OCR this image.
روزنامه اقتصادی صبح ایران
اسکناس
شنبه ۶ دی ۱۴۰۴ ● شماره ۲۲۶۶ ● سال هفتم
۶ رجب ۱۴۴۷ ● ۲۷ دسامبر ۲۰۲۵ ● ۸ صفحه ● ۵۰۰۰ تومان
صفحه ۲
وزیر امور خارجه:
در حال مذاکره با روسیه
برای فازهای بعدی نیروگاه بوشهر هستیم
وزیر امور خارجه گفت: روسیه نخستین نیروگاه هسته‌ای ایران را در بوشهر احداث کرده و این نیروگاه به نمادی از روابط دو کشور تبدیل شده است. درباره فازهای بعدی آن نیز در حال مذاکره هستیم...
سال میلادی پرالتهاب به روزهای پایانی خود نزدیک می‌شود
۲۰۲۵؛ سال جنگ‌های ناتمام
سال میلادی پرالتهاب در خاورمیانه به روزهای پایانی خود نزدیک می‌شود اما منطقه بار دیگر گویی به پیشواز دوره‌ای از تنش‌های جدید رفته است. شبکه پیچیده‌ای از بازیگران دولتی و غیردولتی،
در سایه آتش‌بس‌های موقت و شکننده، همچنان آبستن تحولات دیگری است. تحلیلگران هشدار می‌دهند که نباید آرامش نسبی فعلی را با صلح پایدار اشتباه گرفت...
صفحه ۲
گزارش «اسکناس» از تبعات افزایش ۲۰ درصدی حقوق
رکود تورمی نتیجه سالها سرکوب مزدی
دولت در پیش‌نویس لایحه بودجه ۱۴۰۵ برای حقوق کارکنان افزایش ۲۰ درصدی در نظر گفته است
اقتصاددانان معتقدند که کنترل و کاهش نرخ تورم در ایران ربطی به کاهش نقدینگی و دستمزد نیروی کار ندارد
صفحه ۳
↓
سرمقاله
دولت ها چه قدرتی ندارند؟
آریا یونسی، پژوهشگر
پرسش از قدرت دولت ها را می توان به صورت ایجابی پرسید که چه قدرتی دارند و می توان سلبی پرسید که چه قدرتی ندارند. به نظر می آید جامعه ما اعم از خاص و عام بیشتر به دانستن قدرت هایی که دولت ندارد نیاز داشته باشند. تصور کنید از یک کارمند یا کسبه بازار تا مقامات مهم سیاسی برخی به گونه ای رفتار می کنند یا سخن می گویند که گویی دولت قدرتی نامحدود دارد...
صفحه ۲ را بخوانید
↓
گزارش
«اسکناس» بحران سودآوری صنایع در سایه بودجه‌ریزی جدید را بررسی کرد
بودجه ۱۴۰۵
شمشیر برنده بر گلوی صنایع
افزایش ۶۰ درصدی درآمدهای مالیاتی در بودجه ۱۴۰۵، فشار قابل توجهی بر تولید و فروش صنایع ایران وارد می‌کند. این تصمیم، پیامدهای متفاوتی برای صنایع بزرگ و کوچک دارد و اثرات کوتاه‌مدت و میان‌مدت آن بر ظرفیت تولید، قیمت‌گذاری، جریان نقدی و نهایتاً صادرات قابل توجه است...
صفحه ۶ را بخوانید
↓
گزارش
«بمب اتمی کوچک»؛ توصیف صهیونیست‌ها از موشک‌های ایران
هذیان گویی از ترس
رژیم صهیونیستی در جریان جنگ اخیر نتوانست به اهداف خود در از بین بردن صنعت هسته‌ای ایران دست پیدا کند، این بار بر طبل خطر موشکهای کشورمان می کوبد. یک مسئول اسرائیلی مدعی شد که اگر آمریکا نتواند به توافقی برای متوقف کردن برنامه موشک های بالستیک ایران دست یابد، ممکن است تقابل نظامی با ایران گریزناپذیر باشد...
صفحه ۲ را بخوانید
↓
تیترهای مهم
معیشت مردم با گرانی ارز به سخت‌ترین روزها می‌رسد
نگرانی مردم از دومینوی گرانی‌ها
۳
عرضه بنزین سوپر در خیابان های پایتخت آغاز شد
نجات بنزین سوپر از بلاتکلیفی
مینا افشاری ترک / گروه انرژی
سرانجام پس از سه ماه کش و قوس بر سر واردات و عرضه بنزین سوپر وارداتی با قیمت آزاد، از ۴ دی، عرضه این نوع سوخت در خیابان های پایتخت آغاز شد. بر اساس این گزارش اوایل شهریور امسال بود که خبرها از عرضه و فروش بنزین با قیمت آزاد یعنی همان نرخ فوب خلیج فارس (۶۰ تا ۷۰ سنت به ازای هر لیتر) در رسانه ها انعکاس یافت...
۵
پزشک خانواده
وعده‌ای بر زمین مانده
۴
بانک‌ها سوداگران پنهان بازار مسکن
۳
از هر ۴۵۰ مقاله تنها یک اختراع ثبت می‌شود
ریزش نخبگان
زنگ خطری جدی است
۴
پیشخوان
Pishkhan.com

•••••

> _THE EXERCISE_
Repeat the records exactly, including every line.

> _THE RESULT_
OCR this image.
روزنامه اقتصادی صبح ایران
اسکناس
شنبه ۶ دی ۱۴۰۴ ● شماره ۲۲۶۶ ● سال هفتم
۶ رجب ۱۴۴۷ ● ۲۷ دسامبر ۲۰۲۵ ● ۸ صفحه ● ۵۰۰۰ تومان
صفحه ۲
وزیر امور خارجه:
در حال مذاکره با روسیه
برای فازهای بعدی نیروگاه بوشهر هستیم
وزیر امور خارجه گفت: روسیه نخستین نیروگاه هسته‌ای ایران را در بوشهر احداث کرده و این نیروگاه به نمادی از روابط دو کشور تبدیل شده است. درباره فازهای بعدی آن نیز در حال مذاکره هستیم...
سال میلادی پرالتهاب به روزهای پایانی خود نزدیک می‌شود
۲۰۲۵؛ سال جنگ‌های ناتمام
سال میلادی پرالتهاب در خاورمیانه به روزهای پایانی خود نزدیک می‌شود اما منطقه بار دیگر گویی به پیشواز دوره‌ای از تنش‌های جدید رفته است. شبکه پیچیده‌ای از بازیگران دولتی و غیردولتی،
در سایه آتش‌بس‌های موقت و شکننده، همچنان آبستن تحولات دیگری است. تحلیلگران هشدار می‌دهند که نباید آرامش نسبی فعلی را با صلح پایدار اشتباه گرفت...
صفحه ۲
گزارش «اسکناس» از تبعات افزایش ۲۰ درصدی حقوق
رکود تورمی نتیجه سالها سرکوب مزدی
دولت در پیش‌نویس لایحه بودجه ۱۴۰۵ برای حقوق کارکنان افزایش ۲۰ درصدی در نظر گفته است
اقتصاددانان معتقدند که کنترل و کاهش نرخ تورم در ایران ربطی به کاهش نقدینگی و دستمزد نیروی کار ندارد
صفحه ۳
↓
سرمقاله
دولت ها چه قدرتی ندارند؟
آریا یونسی، پژوهشگر
پرسش از قدرت دولت ها را می توان به صورت ایجابی پرسید که چه قدرتی دارند و می توان سلبی پرسید که چه قدرتی ندارند. به نظر می آید جامعه ما اعم از خاص و عام بیشتر به دانستن قدرت هایی که دولت ندارد نیاز داشته باشند. تصور کنید از یک کارمند یا کسبه بازار تا مقامات مهم سیاسی برخی به گونه ای رفتار می کنند یا سخن می گویند که گویی دولت قدرتی نامحدود دارد...
صفحه ۲ را بخوانید
↓
گزارش
«اسکناس» بحران سودآوری صنایع در سایه بودجه‌ریزی جدید را بررسی کرد
بودجه ۱۴۰۵
شمشیر برنده بر گلوی صنایع
افزایش ۶۰ درصدی درآمدهای مالیاتی در بودجه ۱۴۰۵، فشار قابل توجهی بر تولید و فروش صنایع ایران وارد می‌کند. این تصمیم، پیامدهای متفاوتی برای صنایع بزرگ و کوچک دارد و اثرات کوتاه‌مدت و میان‌مدت آن بر ظرفیت تولید، قیمت‌گذاری، جریان نقدی و نهایتاً صادرات قابل توجه است...
صفحه ۶ را بخوانید
↓
گزارش
«بمب اتمی کوچک»؛ توصیف صهیونیست‌ها از موشک‌های ایران
هذیان گویی از ترس
رژیم صهیونیستی در جریان جنگ اخیر نتوانست به اهداف خود در از بین بردن صنعت هسته‌ای ایران دست پیدا کند، این بار بر طبل خطر موشکهای کشورمان می کوبد. یک مسئول اسرائیلی مدعی شد که اگر آمریکا نتواند به توافقی برای متوقف کردن برنامه موشک های بالستیک ایران دست یابد، ممکن است تقابل نظامی با ایران گریزناپذیر باشد...
صفحه ۲ را بخوانید
↓
تیترهای مهم
معیشت مردم با گرانی ارز به سخت‌ترین روزها می‌رسد
نگرانی مردم از دومینوی گرانی‌ها
۳
عرضه بنزین سوپر در خیابان های پایتخت آغاز شد
نجات بنزین سوپر از بلاتکلیفی
مینا افشاری ترک / گروه انرژی
سرانجام پس از سه ماه کش و قوس بر سر واردات و عرضه بنزین سوپر وارداتی با قیمت آزاد، از ۴ دی، عرضه این نوع سوخت در خیابان های پایتخت آغاز شد. بر اساس این گزارش اوایل شهریور امسال بود که خبرها از عرضه و فروش بنزین با قیمت آزاد یعنی همان نرخ فوب خلیج فارس (۶۰ تا ۷۰ سنت به ازای هر لیتر) در رسانه ها انعکاس یافت...
۵
پزشک خانواده
وعده‌ای بر زمین مانده
۴
بانک‌ها سوداگران پنهان بازار مسکن
۳
از هر ۴۵۰ مقاله تنها یک اختراع ثبت می‌شود
ریزش نخبگان
زنگ خطری جدی است
۴
پیشخوان
Pishkhan.com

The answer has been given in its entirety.